== EXERCISE GOAL ==
Rewrite the records below as a numbered list, skipping any blank lines. Cover only the lines from the start of the records through the line containing "bullets-button[interactable]: ☰ bbox=[459, 69, 481, 91]", both included.

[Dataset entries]
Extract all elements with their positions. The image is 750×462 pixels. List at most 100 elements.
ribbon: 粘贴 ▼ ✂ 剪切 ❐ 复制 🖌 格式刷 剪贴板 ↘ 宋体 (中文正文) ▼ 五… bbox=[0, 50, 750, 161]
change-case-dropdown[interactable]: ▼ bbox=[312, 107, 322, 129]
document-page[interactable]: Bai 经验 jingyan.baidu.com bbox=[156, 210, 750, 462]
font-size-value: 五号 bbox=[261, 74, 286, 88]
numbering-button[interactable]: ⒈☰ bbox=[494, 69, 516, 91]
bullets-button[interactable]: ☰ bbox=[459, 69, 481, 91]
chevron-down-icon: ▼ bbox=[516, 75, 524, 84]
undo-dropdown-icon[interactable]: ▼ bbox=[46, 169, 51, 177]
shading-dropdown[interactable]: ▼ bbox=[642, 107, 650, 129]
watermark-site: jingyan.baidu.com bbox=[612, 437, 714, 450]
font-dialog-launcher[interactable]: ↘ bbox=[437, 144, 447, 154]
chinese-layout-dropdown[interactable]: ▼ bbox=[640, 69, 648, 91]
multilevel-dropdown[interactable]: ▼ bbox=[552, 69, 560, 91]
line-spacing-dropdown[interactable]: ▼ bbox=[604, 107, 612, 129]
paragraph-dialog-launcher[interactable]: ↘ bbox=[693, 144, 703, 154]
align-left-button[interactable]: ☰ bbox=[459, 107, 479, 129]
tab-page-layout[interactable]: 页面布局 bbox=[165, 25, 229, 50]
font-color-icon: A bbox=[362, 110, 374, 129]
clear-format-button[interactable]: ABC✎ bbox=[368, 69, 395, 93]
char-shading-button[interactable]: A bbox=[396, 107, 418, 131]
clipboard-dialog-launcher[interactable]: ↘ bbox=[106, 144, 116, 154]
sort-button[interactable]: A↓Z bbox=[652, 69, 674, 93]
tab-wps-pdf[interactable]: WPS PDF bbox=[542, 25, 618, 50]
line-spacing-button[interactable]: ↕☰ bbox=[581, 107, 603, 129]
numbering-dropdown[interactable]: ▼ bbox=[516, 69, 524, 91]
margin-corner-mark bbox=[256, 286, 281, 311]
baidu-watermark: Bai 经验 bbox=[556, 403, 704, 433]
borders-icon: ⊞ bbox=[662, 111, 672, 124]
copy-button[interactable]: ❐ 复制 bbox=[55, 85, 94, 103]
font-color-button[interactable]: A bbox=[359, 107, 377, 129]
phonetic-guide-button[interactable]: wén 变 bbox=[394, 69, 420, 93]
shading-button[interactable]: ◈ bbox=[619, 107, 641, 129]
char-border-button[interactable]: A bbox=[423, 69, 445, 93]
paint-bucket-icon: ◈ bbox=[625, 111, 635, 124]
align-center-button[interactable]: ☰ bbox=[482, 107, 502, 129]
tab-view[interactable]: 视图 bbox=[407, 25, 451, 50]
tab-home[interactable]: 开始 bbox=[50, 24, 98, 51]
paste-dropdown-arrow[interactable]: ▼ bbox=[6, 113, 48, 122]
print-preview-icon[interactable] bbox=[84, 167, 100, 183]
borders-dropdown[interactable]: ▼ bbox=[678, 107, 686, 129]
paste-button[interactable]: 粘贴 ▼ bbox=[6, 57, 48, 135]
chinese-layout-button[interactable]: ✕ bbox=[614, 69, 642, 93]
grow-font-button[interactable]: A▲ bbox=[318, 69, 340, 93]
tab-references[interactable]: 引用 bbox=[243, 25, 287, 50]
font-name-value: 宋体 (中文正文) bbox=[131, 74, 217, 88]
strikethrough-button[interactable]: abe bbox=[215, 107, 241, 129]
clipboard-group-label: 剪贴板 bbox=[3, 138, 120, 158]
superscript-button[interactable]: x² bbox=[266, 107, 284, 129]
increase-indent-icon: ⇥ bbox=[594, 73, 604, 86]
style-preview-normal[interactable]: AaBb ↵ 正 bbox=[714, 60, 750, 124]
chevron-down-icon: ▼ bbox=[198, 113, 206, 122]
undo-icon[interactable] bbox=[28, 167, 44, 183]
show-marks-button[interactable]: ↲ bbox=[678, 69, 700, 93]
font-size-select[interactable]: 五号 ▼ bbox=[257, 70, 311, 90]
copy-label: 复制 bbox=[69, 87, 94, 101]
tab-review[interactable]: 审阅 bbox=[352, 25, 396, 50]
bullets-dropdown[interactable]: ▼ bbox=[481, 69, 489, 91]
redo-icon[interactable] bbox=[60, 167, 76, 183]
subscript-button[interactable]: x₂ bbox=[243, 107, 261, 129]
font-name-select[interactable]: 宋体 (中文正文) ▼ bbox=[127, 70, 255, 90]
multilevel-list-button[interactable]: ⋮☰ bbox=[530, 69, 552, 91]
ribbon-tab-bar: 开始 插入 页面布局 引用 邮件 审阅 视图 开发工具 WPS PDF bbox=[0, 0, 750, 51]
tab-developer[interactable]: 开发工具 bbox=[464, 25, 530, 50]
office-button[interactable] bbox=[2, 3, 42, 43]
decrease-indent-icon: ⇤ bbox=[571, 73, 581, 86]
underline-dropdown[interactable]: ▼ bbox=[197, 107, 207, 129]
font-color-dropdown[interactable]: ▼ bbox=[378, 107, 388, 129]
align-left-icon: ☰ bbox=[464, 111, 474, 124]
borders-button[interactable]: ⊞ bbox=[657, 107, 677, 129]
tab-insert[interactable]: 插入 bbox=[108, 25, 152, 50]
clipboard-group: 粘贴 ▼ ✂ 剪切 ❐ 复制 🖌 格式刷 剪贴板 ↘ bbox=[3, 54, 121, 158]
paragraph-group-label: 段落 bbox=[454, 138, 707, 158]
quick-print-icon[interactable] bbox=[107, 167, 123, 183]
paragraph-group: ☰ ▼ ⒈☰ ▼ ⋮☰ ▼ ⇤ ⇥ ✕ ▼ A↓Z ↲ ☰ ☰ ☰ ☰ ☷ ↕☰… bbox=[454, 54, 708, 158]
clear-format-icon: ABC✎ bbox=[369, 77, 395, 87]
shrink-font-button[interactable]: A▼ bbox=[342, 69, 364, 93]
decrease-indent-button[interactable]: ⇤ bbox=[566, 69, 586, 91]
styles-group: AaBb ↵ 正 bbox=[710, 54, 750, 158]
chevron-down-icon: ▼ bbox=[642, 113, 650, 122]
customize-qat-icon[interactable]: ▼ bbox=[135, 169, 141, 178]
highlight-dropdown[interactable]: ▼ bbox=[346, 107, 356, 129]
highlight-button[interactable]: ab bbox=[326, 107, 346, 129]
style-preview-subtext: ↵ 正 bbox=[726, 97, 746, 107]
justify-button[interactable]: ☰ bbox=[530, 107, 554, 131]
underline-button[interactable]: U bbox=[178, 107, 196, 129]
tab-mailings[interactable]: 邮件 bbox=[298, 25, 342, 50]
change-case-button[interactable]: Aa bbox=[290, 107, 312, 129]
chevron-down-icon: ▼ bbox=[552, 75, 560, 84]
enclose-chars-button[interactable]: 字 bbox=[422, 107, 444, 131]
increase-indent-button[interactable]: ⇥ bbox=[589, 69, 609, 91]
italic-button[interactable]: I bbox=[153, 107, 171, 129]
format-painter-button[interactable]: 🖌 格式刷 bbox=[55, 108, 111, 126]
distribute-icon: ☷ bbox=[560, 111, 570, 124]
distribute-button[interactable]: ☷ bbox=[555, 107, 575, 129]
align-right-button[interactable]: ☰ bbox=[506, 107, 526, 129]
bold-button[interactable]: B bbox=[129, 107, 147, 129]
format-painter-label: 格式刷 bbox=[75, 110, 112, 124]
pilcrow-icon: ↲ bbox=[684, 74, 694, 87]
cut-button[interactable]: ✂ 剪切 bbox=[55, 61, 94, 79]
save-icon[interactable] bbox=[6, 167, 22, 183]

== SOLUTION TO THIS TASK ==
1. Extract all elements with their positions. The image is 750×462 pixels. List at most 100 elements.
2. ribbon: 粘贴 ▼ ✂ 剪切 ❐ 复制 🖌 格式刷 剪贴板 ↘ 宋体 (中文正文) ▼ 五… bbox=[0, 50, 750, 161]
3. change-case-dropdown[interactable]: ▼ bbox=[312, 107, 322, 129]
4. document-page[interactable]: Bai 经验 jingyan.baidu.com bbox=[156, 210, 750, 462]
5. font-size-value: 五号 bbox=[261, 74, 286, 88]
6. numbering-button[interactable]: ⒈☰ bbox=[494, 69, 516, 91]
7. bullets-button[interactable]: ☰ bbox=[459, 69, 481, 91]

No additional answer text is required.